═════ DATA IN THIS EXERCISE

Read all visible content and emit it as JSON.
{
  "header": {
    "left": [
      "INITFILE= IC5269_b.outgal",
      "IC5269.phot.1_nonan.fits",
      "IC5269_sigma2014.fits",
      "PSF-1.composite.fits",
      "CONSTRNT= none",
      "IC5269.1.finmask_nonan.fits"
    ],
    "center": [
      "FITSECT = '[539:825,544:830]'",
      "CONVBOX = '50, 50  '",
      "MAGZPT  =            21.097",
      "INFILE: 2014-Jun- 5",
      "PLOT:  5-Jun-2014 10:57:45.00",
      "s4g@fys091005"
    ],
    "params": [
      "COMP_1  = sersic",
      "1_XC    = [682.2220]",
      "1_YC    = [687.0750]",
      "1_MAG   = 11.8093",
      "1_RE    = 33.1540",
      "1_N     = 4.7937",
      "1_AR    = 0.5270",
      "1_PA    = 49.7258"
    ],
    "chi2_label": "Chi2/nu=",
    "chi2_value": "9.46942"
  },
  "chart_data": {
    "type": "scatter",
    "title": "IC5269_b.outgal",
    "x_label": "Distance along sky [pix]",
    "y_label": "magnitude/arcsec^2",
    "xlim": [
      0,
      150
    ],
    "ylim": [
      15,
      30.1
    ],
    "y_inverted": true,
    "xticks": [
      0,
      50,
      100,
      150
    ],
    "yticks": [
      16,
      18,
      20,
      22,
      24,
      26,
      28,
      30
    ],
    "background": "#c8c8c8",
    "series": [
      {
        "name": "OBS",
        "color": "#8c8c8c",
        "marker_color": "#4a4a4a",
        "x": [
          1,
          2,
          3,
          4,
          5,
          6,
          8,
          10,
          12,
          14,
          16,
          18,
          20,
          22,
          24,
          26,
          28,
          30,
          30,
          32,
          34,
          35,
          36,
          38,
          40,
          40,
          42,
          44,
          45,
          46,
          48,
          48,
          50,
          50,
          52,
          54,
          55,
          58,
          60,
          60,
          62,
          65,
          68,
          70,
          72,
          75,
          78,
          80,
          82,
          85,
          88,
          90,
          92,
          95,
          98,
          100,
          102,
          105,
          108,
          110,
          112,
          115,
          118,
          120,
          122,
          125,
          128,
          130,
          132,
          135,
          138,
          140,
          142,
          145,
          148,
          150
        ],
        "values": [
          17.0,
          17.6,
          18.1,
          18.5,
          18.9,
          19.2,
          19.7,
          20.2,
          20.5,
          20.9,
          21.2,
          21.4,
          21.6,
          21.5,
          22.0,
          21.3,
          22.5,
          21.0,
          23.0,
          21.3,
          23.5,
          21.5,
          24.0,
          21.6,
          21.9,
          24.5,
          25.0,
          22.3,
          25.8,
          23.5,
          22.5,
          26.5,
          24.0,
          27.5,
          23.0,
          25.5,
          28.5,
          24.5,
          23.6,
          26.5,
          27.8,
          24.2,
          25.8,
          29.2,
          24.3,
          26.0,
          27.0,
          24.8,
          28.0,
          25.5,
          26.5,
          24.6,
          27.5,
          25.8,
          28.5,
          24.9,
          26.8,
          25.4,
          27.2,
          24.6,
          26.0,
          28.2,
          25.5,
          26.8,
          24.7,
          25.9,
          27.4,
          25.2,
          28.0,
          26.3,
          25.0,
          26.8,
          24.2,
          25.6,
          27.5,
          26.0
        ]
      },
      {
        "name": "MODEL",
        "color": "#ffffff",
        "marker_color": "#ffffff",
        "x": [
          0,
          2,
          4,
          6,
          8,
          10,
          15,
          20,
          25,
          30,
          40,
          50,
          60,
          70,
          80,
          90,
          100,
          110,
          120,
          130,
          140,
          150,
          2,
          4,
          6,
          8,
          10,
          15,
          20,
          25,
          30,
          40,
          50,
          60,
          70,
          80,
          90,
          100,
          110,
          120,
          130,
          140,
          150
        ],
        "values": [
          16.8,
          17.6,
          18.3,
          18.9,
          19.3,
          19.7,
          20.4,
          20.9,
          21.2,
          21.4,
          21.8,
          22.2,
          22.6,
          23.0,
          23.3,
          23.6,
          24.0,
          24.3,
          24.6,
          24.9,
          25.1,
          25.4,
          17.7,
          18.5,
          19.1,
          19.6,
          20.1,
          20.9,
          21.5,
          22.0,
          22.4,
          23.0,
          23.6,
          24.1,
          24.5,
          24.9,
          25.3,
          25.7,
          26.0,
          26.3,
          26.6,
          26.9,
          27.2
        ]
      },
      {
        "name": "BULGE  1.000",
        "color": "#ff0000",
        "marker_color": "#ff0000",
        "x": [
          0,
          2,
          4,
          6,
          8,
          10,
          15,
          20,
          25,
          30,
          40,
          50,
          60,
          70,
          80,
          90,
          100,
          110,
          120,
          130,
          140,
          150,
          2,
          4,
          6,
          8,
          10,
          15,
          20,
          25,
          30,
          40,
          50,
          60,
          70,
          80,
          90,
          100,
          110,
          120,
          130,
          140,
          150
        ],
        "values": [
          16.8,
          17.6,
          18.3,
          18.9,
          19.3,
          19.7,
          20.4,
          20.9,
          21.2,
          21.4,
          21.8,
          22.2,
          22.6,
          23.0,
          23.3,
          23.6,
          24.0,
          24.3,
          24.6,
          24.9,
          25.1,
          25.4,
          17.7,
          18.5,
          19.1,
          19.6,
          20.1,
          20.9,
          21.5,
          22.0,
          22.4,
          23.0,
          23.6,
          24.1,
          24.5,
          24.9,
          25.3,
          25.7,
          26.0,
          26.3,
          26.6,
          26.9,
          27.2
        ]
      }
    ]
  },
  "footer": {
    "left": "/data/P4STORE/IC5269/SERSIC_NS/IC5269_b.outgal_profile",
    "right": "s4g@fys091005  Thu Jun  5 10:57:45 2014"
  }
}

══════════

REQUIRED TASK: Write the material out exactly, with nothing left out.

OUTPUT FOR THIS EXERCISE:
Read all visible content and emit it as JSON.
{
  "header": {
    "left": [
      "INITFILE= IC5269_b.outgal",
      "IC5269.phot.1_nonan.fits",
      "IC5269_sigma2014.fits",
      "PSF-1.composite.fits",
      "CONSTRNT= none",
      "IC5269.1.finmask_nonan.fits"
    ],
    "center": [
      "FITSECT = '[539:825,544:830]'",
      "CONVBOX = '50, 50  '",
      "MAGZPT  =            21.097",
      "INFILE: 2014-Jun- 5",
      "PLOT:  5-Jun-2014 10:57:45.00",
      "s4g@fys091005"
    ],
    "params": [
      "COMP_1  = sersic",
      "1_XC    = [682.2220]",
      "1_YC    = [687.0750]",
      "1_MAG   = 11.8093",
      "1_RE    = 33.1540",
      "1_N     = 4.7937",
      "1_AR    = 0.5270",
      "1_PA    = 49.7258"
    ],
    "chi2_label": "Chi2/nu=",
    "chi2_value": "9.46942"
  },
  "chart_data": {
    "type": "scatter",
    "title": "IC5269_b.outgal",
    "x_label": "Distance along sky [pix]",
    "y_label": "magnitude/arcsec^2",
    "xlim": [
      0,
      150
    ],
    "ylim": [
      15,
      30.1
    ],
    "y_inverted": true,
    "xticks": [
      0,
      50,
      100,
      150
    ],
    "yticks": [
      16,
      18,
      20,
      22,
      24,
      26,
      28,
      30
    ],
    "background": "#c8c8c8",
    "series": [
      {
        "name": "OBS",
        "color": "#8c8c8c",
        "marker_color": "#4a4a4a",
        "x": [
          1,
          2,
          3,
          4,
          5,
          6,
          8,
          10,
          12,
          14,
          16,
          18,
          20,
          22,
          24,
          26,
          28,
          30,
          30,
          32,
          34,
          35,
          36,
          38,
          40,
          40,
          42,
          44,
          45,
          46,
          48,
          48,
          50,
          50,
          52,
          54,
          55,
          58,
          60,
          60,
          62,
          65,
          68,
          70,
          72,
          75,
          78,
          80,
          82,
          85,
          88,
          90,
          92,
          95,
          98,
          100,
          102,
          105,
          108,
          110,
          112,
          115,
          118,
          120,
          122,
          125,
          128,
          130,
          132,
          135,
          138,
          140,
          142,
          145,
          148,
          150
        ],
        "values": [
          17.0,
          17.6,
          18.1,
          18.5,
          18.9,
          19.2,
          19.7,
          20.2,
          20.5,
          20.9,
          21.2,
          21.4,
          21.6,
          21.5,
          22.0,
          21.3,
          22.5,
          21.0,
          23.0,
          21.3,
          23.5,
          21.5,
          24.0,
          21.6,
          21.9,
          24.5,
          25.0,
          22.3,
          25.8,
          23.5,
          22.5,
          26.5,
          24.0,
          27.5,
          23.0,
          25.5,
          28.5,
          24.5,
          23.6,
          26.5,
          27.8,
          24.2,
          25.8,
          29.2,
          24.3,
          26.0,
          27.0,
          24.8,
          28.0,
          25.5,
          26.5,
          24.6,
          27.5,
          25.8,
          28.5,
          24.9,
          26.8,
          25.4,
          27.2,
          24.6,
          26.0,
          28.2,
          25.5,
          26.8,
          24.7,
          25.9,
          27.4,
          25.2,
          28.0,
          26.3,
          25.0,
          26.8,
          24.2,
          25.6,
          27.5,
          26.0
        ]
      },
      {
        "name": "MODEL",
        "color": "#ffffff",
        "marker_color": "#ffffff",
        "x": [
          0,
          2,
          4,
          6,
          8,
          10,
          15,
          20,
          25,
          30,
          40,
          50,
          60,
          70,
          80,
          90,
          100,
          110,
          120,
          130,
          140,
          150,
          2,
          4,
          6,
          8,
          10,
          15,
          20,
          25,
          30,
          40,
          50,
          60,
          70,
          80,
          90,
          100,
          110,
          120,
          130,
          140,
          150
        ],
        "values": [
          16.8,
          17.6,
          18.3,
          18.9,
          19.3,
          19.7,
          20.4,
          20.9,
          21.2,
          21.4,
          21.8,
          22.2,
          22.6,
          23.0,
          23.3,
          23.6,
          24.0,
          24.3,
          24.6,
          24.9,
          25.1,
          25.4,
          17.7,
          18.5,
          19.1,
          19.6,
          20.1,
          20.9,
          21.5,
          22.0,
          22.4,
          23.0,
          23.6,
          24.1,
          24.5,
          24.9,
          25.3,
          25.7,
          26.0,
          26.3,
          26.6,
          26.9,
          27.2
        ]
      },
      {
        "name": "BULGE  1.000",
        "color": "#ff0000",
        "marker_color": "#ff0000",
        "x": [
          0,
          2,
          4,
          6,
          8,
          10,
          15,
          20,
          25,
          30,
          40,
          50,
          60,
          70,
          80,
          90,
          100,
          110,
          120,
          130,
          140,
          150,
          2,
          4,
          6,
          8,
          10,
          15,
          20,
          25,
          30,
          40,
          50,
          60,
          70,
          80,
          90,
          100,
          110,
          120,
          130,
          140,
          150
        ],
        "values": [
          16.8,
          17.6,
          18.3,
          18.9,
          19.3,
          19.7,
          20.4,
          20.9,
          21.2,
          21.4,
          21.8,
          22.2,
          22.6,
          23.0,
          23.3,
          23.6,
          24.0,
          24.3,
          24.6,
          24.9,
          25.1,
          25.4,
          17.7,
          18.5,
          19.1,
          19.6,
          20.1,
          20.9,
          21.5,
          22.0,
          22.4,
          23.0,
          23.6,
          24.1,
          24.5,
          24.9,
          25.3,
          25.7,
          26.0,
          26.3,
          26.6,
          26.9,
          27.2
        ]
      }
    ]
  },
  "footer": {
    "left": "/data/P4STORE/IC5269/SERSIC_NS/IC5269_b.outgal_profile",
    "right": "s4g@fys091005  Thu Jun  5 10:57:45 2014"
  }
}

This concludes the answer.